» Listed records:

★ ★ ★ ★ ★ ★ ★

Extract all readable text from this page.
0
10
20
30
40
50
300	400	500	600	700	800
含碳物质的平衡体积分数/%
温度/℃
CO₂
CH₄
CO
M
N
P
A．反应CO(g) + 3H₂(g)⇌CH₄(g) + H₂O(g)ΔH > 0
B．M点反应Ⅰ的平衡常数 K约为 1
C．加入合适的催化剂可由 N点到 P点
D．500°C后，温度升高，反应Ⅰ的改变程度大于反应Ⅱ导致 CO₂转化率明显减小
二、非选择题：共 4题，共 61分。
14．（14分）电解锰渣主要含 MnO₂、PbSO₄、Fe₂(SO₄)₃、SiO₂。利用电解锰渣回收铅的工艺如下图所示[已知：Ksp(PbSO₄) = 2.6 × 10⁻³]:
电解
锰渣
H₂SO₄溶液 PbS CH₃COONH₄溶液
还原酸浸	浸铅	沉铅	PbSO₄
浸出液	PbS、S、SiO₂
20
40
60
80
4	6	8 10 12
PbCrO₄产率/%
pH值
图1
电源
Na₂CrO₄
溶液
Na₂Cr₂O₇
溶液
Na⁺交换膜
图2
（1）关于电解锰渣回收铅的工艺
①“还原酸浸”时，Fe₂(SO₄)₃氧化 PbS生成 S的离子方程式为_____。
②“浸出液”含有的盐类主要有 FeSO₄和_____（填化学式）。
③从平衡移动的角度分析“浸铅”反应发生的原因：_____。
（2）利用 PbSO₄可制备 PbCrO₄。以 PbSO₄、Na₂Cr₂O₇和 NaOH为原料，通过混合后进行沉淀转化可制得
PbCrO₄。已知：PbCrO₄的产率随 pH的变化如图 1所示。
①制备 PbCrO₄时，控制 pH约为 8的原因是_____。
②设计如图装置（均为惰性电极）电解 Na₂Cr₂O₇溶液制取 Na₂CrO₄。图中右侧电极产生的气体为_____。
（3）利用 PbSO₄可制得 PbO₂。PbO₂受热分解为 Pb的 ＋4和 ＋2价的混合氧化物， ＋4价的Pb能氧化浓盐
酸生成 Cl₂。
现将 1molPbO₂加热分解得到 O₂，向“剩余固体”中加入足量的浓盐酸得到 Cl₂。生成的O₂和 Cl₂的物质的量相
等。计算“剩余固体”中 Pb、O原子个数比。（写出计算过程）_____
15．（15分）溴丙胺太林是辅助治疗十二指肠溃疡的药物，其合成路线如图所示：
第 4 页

★ ★ ★ ★ ★ ★ ★

Could you reproduce every record above exactly as it appears?

Extract all readable text from this page.
0
10
20
30
40
50
300	400	500	600	700	800
含碳物质的平衡体积分数/%
温度/℃
CO₂
CH₄
CO
M
N
P
A．反应CO(g) + 3H₂(g)⇌CH₄(g) + H₂O(g)ΔH > 0
B．M点反应Ⅰ的平衡常数 K约为 1
C．加入合适的催化剂可由 N点到 P点
D．500°C后，温度升高，反应Ⅰ的改变程度大于反应Ⅱ导致 CO₂转化率明显减小
二、非选择题：共 4题，共 61分。
14．（14分）电解锰渣主要含 MnO₂、PbSO₄、Fe₂(SO₄)₃、SiO₂。利用电解锰渣回收铅的工艺如下图所示[已知：Ksp(PbSO₄) = 2.6 × 10⁻³]:
电解
锰渣
H₂SO₄溶液 PbS CH₃COONH₄溶液
还原酸浸	浸铅	沉铅	PbSO₄
浸出液	PbS、S、SiO₂
20
40
60
80
4	6	8 10 12
PbCrO₄产率/%
pH值
图1
电源
Na₂CrO₄
溶液
Na₂Cr₂O₇
溶液
Na⁺交换膜
图2
（1）关于电解锰渣回收铅的工艺
①“还原酸浸”时，Fe₂(SO₄)₃氧化 PbS生成 S的离子方程式为_____。
②“浸出液”含有的盐类主要有 FeSO₄和_____（填化学式）。
③从平衡移动的角度分析“浸铅”反应发生的原因：_____。
（2）利用 PbSO₄可制备 PbCrO₄。以 PbSO₄、Na₂Cr₂O₇和 NaOH为原料，通过混合后进行沉淀转化可制得
PbCrO₄。已知：PbCrO₄的产率随 pH的变化如图 1所示。
①制备 PbCrO₄时，控制 pH约为 8的原因是_____。
②设计如图装置（均为惰性电极）电解 Na₂Cr₂O₇溶液制取 Na₂CrO₄。图中右侧电极产生的气体为_____。
（3）利用 PbSO₄可制得 PbO₂。PbO₂受热分解为 Pb的 ＋4和 ＋2价的混合氧化物， ＋4价的Pb能氧化浓盐
酸生成 Cl₂。
现将 1molPbO₂加热分解得到 O₂，向“剩余固体”中加入足量的浓盐酸得到 Cl₂。生成的O₂和 Cl₂的物质的量相
等。计算“剩余固体”中 Pb、O原子个数比。（写出计算过程）_____
15．（15分）溴丙胺太林是辅助治疗十二指肠溃疡的药物，其合成路线如图所示：
第 4 页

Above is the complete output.